* BEGIN Excerpted records *
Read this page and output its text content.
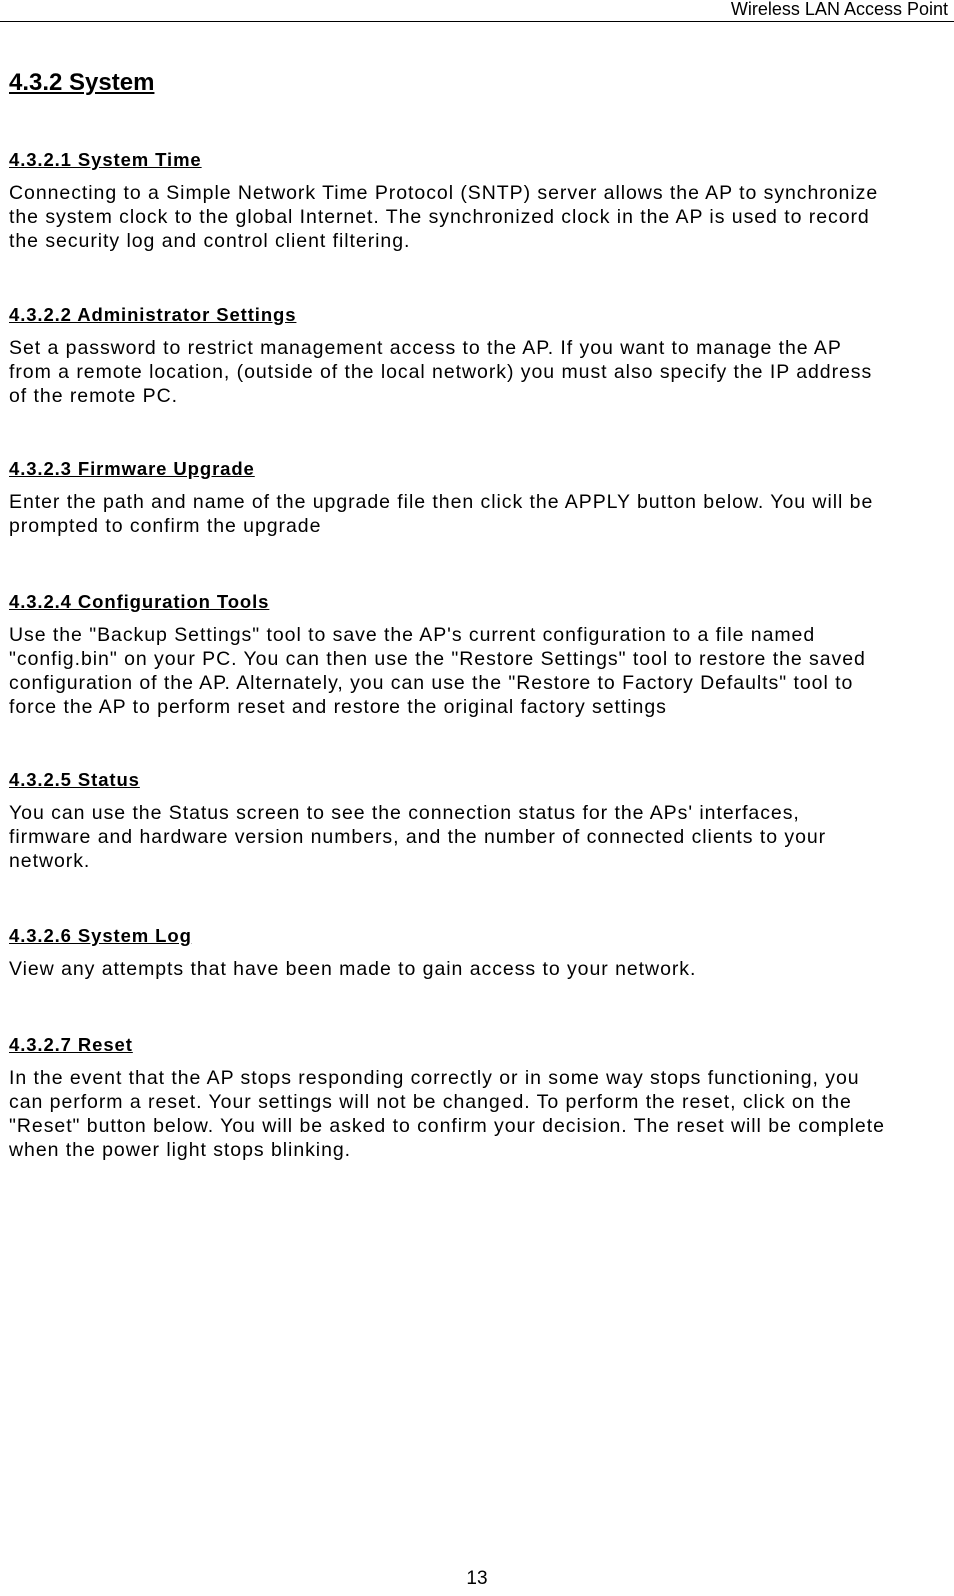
Wireless LAN Access Point
4.3.2 System
4.3.2.1 System Time

Connecting to a Simple Network Time Protocol (SNTP) server allows the AP to synchronize
the system clock to the global Internet. The synchronized clock in the AP is used to record
the security log and control client filtering.

4.3.2.2 Administrator Settings

Set a password to restrict management access to the AP. If you want to manage the AP
from a remote location, (outside of the local network) you must also specify the IP address
of the remote PC.

4.3.2.3 Firmware Upgrade

Enter the path and name of the upgrade file then click the APPLY button below. You will be
prompted to confirm the upgrade

4.3.2.4 Configuration Tools

Use the "Backup Settings" tool to save the AP's current configuration to a file named
"config.bin" on your PC. You can then use the "Restore Settings" tool to restore the saved
configuration of the AP. Alternately, you can use the "Restore to Factory Defaults" tool to
force the AP to perform reset and restore the original factory settings

4.3.2.5 Status

You can use the Status screen to see the connection status for the APs' interfaces,
firmware and hardware version numbers, and the number of connected clients to your
network.

4.3.2.6 System Log

View any attempts that have been made to gain access to your network.

4.3.2.7 Reset

In the event that the AP stops responding correctly or in some way stops functioning, you
can perform a reset. Your settings will not be changed. To perform the reset, click on the
"Reset" button below. You will be asked to confirm your decision. The reset will be complete
when the power light stops blinking.

13
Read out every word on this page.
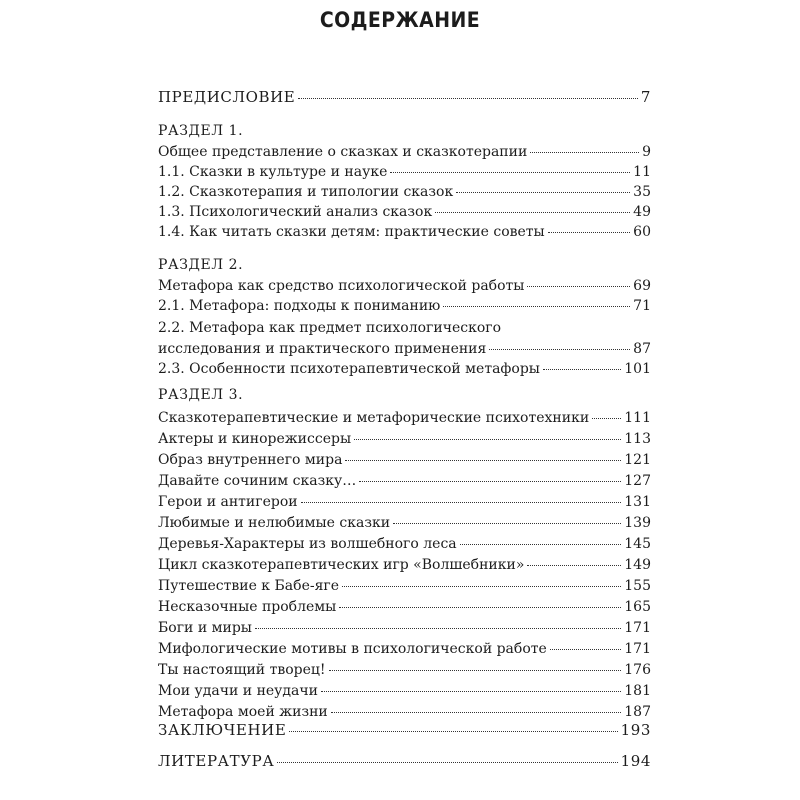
СОДЕРЖАНИЕ
ПРЕДИСЛОВИЕ	7
РАЗДЕЛ 1.
Общее представление о сказках и сказкотерапии	9
1.1. Сказки в культуре и науке	11
1.2. Сказкотерапия и типологии сказок	35
1.3. Психологический анализ сказок	49
1.4. Как читать сказки детям: практические советы	60
РАЗДЕЛ 2.
Метафора как средство психологической работы	69
2.1. Метафора: подходы к пониманию	71
2.2. Метафора как предмет психологического
исследования и практического применения	87
2.3. Особенности психотерапевтической метафоры	101
РАЗДЕЛ 3.
Сказкотерапевтические и метафорические психотехники	111
Актеры и кинорежиссеры	113
Образ внутреннего мира	121
Давайте сочиним сказку…	127
Герои и антигерои	131
Любимые и нелюбимые сказки	139
Деревья-Характеры из волшебного леса	145
Цикл сказкотерапевтических игр «Волшебники»	149
Путешествие к Бабе-яге	155
Несказочные проблемы	165
Боги и миры	171
Мифологические мотивы в психологической работе	171
Ты настоящий творец!	176
Мои удачи и неудачи	181
Метафора моей жизни	187
ЗАКЛЮЧЕНИЕ	193
ЛИТЕРАТУРА	194
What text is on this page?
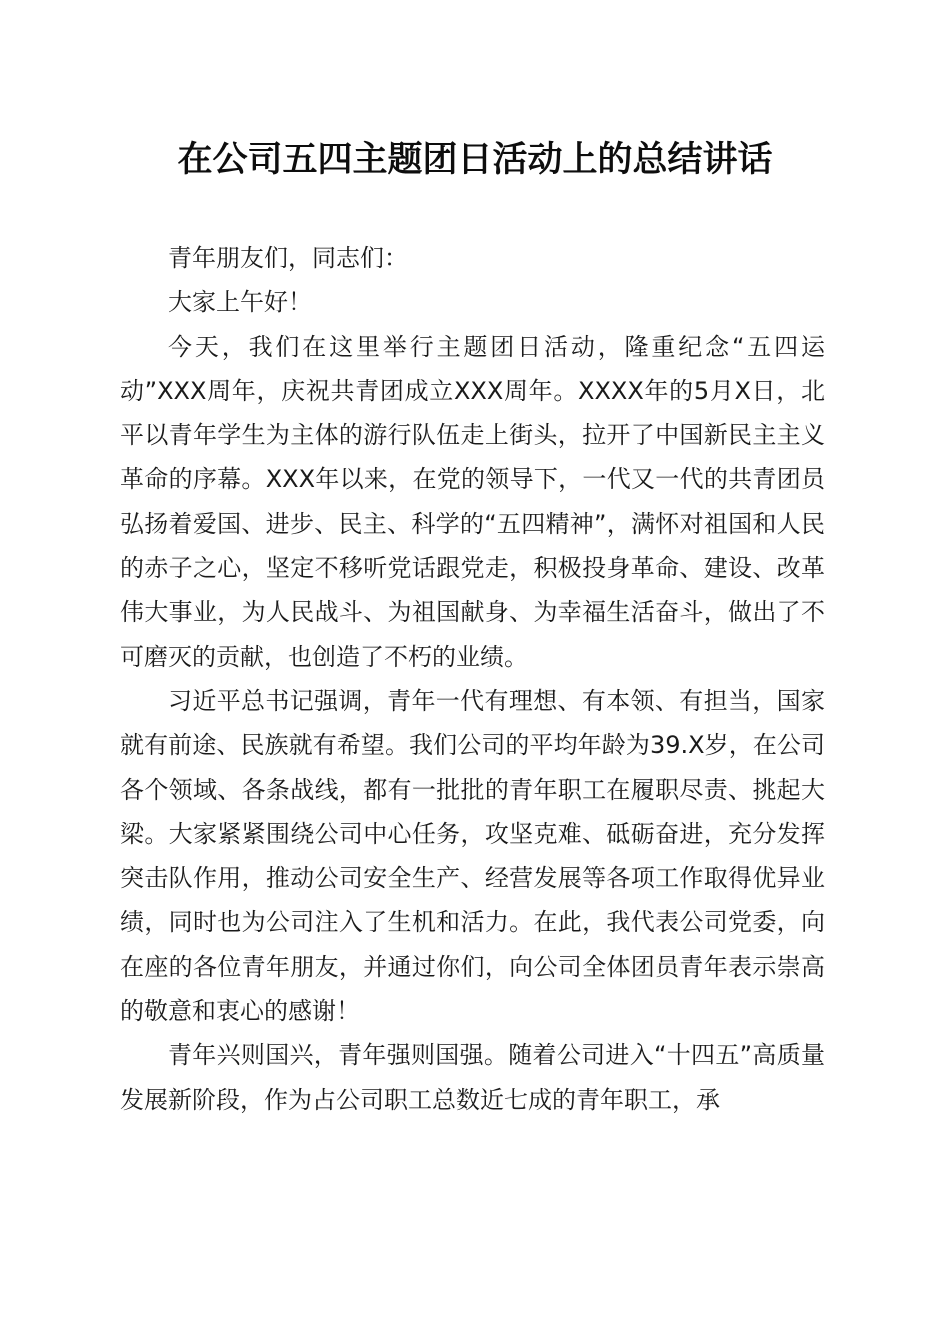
在公司五四主题团日活动上的总结讲话

青年朋友们，同志们：

大家上午好！

今天，我们在这里举行主题团日活动，隆重纪念“五四运动”XXX周年，庆祝共青团成立XXX周年。XXXX年的5月X日，北平以青年学生为主体的游行队伍走上街头，拉开了中国新民主主义革命的序幕。XXX年以来，在党的领导下，一代又一代的共青团员弘扬着爱国、进步、民主、科学的“五四精神”，满怀对祖国和人民的赤子之心，坚定不移听党话跟党走，积极投身革命、建设、改革伟大事业，为人民战斗、为祖国献身、为幸福生活奋斗，做出了不可磨灭的贡献，也创造了不朽的业绩。

习近平总书记强调，青年一代有理想、有本领、有担当，国家就有前途、民族就有希望。我们公司的平均年龄为39.X岁，在公司各个领域、各条战线，都有一批批的青年职工在履职尽责、挑起大梁。大家紧紧围绕公司中心任务，攻坚克难、砥砺奋进，充分发挥突击队作用，推动公司安全生产、经营发展等各项工作取得优异业绩，同时也为公司注入了生机和活力。在此，我代表公司党委，向在座的各位青年朋友，并通过你们，向公司全体团员青年表示崇高的敬意和衷心的感谢！

青年兴则国兴，青年强则国强。随着公司进入“十四五”高质量发展新阶段，作为占公司职工总数近七成的青年职工，承
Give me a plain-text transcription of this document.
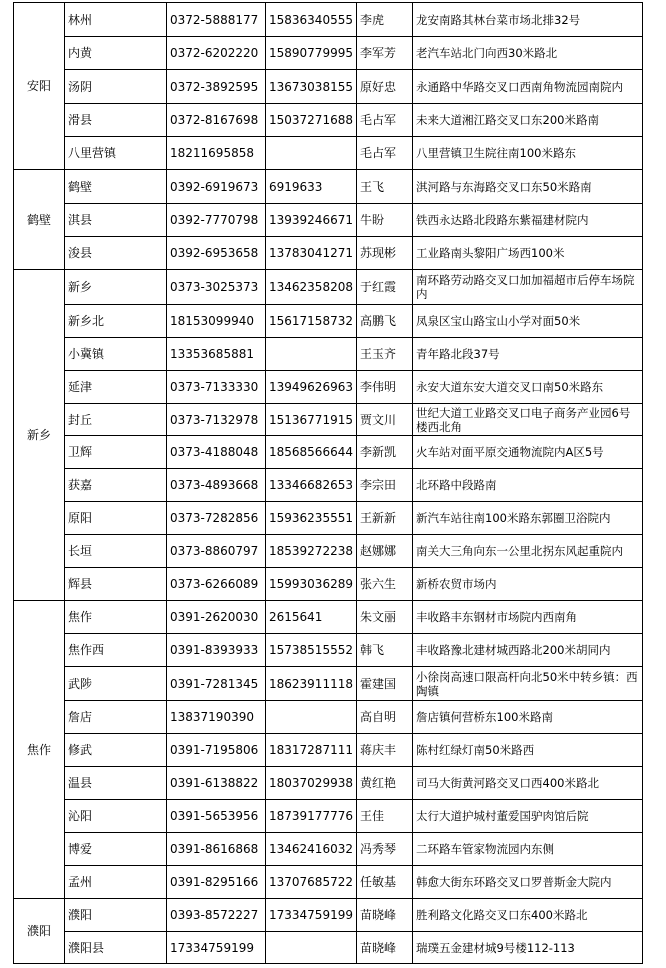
安阳	林州	0372-5888177	15836340555	李虎	龙安南路其林台菜市场北排32号
	内黄	0372-6202220	15890779995	李军芳	老汽车站北门向西30米路北
	汤阴	0372-3892595	13673038155	原好忠	永通路中华路交叉口西南角物流园南院内
	滑县	0372-8167698	15037271688	毛占军	未来大道湘江路交叉口东200米路南
	八里营镇	18211695858		毛占军	八里营镇卫生院往南100米路东
鹤壁	鹤壁	0392-6919673	6919633	王飞	淇河路与东海路交叉口东50米路南
	淇县	0392-7770798	13939246671	牛盼	铁西永达路北段路东紫福建材院内
	浚县	0392-6953658	13783041271	苏现彬	工业路南头黎阳广场西100米
新乡	新乡	0373-3025373	13462358208	于红霞	南环路劳动路交叉口加加福超市后停车场院内
	新乡北	18153099940	15617158732	高鹏飞	凤泉区宝山路宝山小学对面50米
	小冀镇	13353685881		王玉齐	青年路北段37号
	延津	0373-7133330	13949626963	李伟明	永安大道东安大道交叉口南50米路东
	封丘	0373-7132978	15136771915	贾文川	世纪大道工业路交叉口电子商务产业园6号楼西北角
	卫辉	0373-4188048	18568566644	李新凯	火车站对面平原交通物流院内A区5号
	获嘉	0373-4893668	13346682653	李宗田	北环路中段路南
	原阳	0373-7282856	15936235551	王新新	新汽车站往南100米路东郭圈卫浴院内
	长垣	0373-8860797	18539272238	赵娜娜	南关大三角向东一公里北拐东风起重院内
	辉县	0373-6266089	15993036289	张六生	新桥农贸市场内
焦作	焦作	0391-2620030	2615641	朱文丽	丰收路丰东钢材市场院内西南角
	焦作西	0391-8393933	15738515552	韩飞	丰收路豫北建材城西路北200米胡同内
	武陟	0391-7281345	18623911118	霍建国	小徐岗高速口限高杆向北50米中转乡镇：西陶镇
	詹店	13837190390		高自明	詹店镇何营桥东100米路南
	修武	0391-7195806	18317287111	蒋庆丰	陈村红绿灯南50米路西
	温县	0391-6138822	18037029938	黄红艳	司马大街黄河路交叉口西400米路北
	沁阳	0391-5653956	18739177776	王佳	太行大道护城村董爱国驴肉馆后院
	博爱	0391-8616868	13462416032	冯秀琴	二环路车管家物流园内东侧
	孟州	0391-8295166	13707685722	任敏基	韩愈大街东环路交叉口罗普斯金大院内
濮阳	濮阳	0393-8572227	17334759199	苗晓峰	胜利路文化路交叉口东400米路北
	濮阳县	17334759199		苗晓峰	瑞璞五金建材城9号楼112-113
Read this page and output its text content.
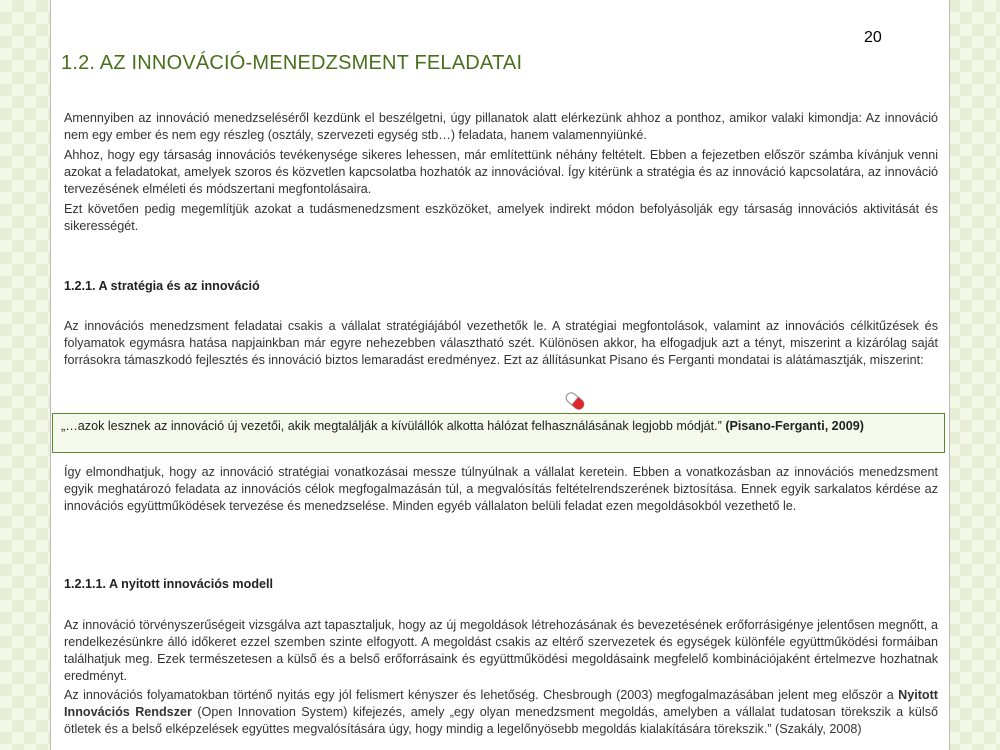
20
1.2. AZ INNOVÁCIÓ-MENEDZSMENT FELADATAI

Amennyiben az innováció menedzseléséről kezdünk el beszélgetni, úgy pillanatok alatt elérkezünk ahhoz a ponthoz, amikor valaki kimondja: Az innováció nem egy ember és nem egy részleg (osztály, szervezeti egység stb…) feladata, hanem valamennyiünké.

Ahhoz, hogy egy társaság innovációs tevékenysége sikeres lehessen, már említettünk néhány feltételt. Ebben a fejezetben először számba kívánjuk venni azokat a feladatokat, amelyek szoros és közvetlen kapcsolatba hozhatók az innovációval. Így kitérünk a stratégia és az innováció kapcsolatára, az innováció tervezésének elméleti és módszertani megfontolásaira.

Ezt követően pedig megemlítjük azokat a tudásmenedzsment eszközöket, amelyek indirekt módon befolyásolják egy társaság innovációs aktivitását és sikerességét.

1.2.1. A stratégia és az innováció

Az innovációs menedzsment feladatai csakis a vállalat stratégiájából vezethetők le. A stratégiai megfontolások, valamint az innovációs célkitűzések és folyamatok egymásra hatása napjainkban már egyre nehezebben választható szét. Különösen akkor, ha elfogadjuk azt a tényt, miszerint a kizárólag saját forrásokra támaszkodó fejlesztés és innováció biztos lemaradást eredményez. Ezt az állításunkat Pisano és Ferganti mondatai is alátámasztják, miszerint:

„…azok lesznek az innováció új vezetői, akik megtalálják a kívülállók alkotta hálózat felhasználásának legjobb módját.” (Pisano-Ferganti, 2009)

Így elmondhatjuk, hogy az innováció stratégiai vonatkozásai messze túlnyúlnak a vállalat keretein. Ebben a vonatkozásban az innovációs menedzsment egyik meghatározó feladata az innovációs célok megfogalmazásán túl, a megvalósítás feltételrendszerének biztosítása. Ennek egyik sarkalatos kérdése az innovációs együttműködések tervezése és menedzselése. Minden egyéb vállalaton belüli feladat ezen megoldásokból vezethető le.

1.2.1.1. A nyitott innovációs modell

Az innováció törvényszerűségeit vizsgálva azt tapasztaljuk, hogy az új megoldások létrehozásának és bevezetésének erőforrásigénye jelentősen megnőtt, a rendelkezésünkre álló időkeret ezzel szemben szinte elfogyott. A megoldást csakis az eltérő szervezetek és egységek különféle együttműködési formáiban találhatjuk meg. Ezek természetesen a külső és a belső erőforrásaink és együttműködési megoldásaink megfelelő kombinációjaként értelmezve hozhatnak eredményt.

Az innovációs folyamatokban történő nyitás egy jól felismert kényszer és lehetőség. Chesbrough (2003) megfogalmazásában jelent meg először a Nyitott Innovációs Rendszer (Open Innovation System) kifejezés, amely „egy olyan menedzsment megoldás, amelyben a vállalat tudatosan törekszik a külső ötletek és a belső elképzelések együttes megvalósítására úgy, hogy mindig a legelőnyösebb megoldás kialakítására törekszik.” (Szakály, 2008)
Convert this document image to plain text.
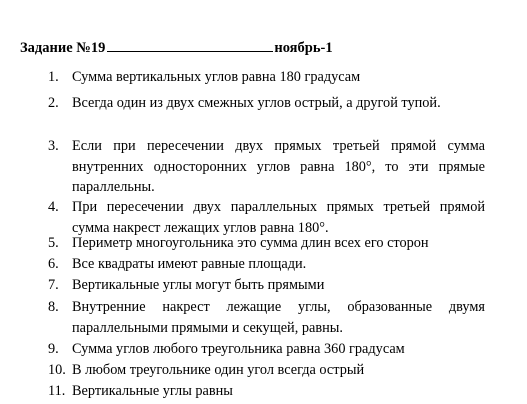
Задание №19	ноябрь-1
1. Сумма вертикальных углов равна 180 градусам
2. Всегда один из двух смежных углов острый, а другой тупой.
3. Если при пересечении двух прямых третьей прямой сумма внутренних односторонних углов равна 180°, то эти прямые параллельны.
4. При пересечении двух параллельных прямых третьей прямой сумма накрест лежащих углов равна 180°.
5. Периметр многоугольника это сумма длин всех его сторон
6. Все квадраты имеют равные площади.
7. Вертикальные углы могут быть прямыми
8. Внутренние накрест лежащие углы, образованные двумя параллельными прямыми и секущей, равны.
9. Сумма углов любого треугольника равна 360 градусам
10. В любом треугольнике один угол всегда острый
11. Вертикальные углы равны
* END Excerpted records *
» To do
Extract each line from the listing that holds the word "двух".

» The reply
2. Всегда один из двух смежных углов острый, а другой тупой.
3. Если при пересечении двух прямых третьей прямой сумма внутренних односторонних углов равна 180°, то эти прямые параллельны.
4. При пересечении двух параллельных прямых третьей прямой сумма накрест лежащих углов равна 180°.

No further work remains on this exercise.